The exercise: Would you transcribe all of the data exactly, down to the last character?

Supplied records:

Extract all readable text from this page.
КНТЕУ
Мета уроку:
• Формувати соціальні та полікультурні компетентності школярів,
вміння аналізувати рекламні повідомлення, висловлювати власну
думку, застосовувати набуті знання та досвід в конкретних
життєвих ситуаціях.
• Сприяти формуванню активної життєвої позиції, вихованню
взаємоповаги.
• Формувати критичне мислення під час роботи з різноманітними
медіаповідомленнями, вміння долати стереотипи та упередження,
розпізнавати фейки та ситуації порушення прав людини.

Result of this task:
Extract all readable text from this page.
КНТЕУ
Мета уроку:
• Формувати соціальні та полікультурні компетентності школярів,
вміння аналізувати рекламні повідомлення, висловлювати власну
думку, застосовувати набуті знання та досвід в конкретних
життєвих ситуаціях.
• Сприяти формуванню активної життєвої позиції, вихованню
взаємоповаги.
• Формувати критичне мислення під час роботи з різноманітними
медіаповідомленнями, вміння долати стереотипи та упередження,
розпізнавати фейки та ситуації порушення прав людини.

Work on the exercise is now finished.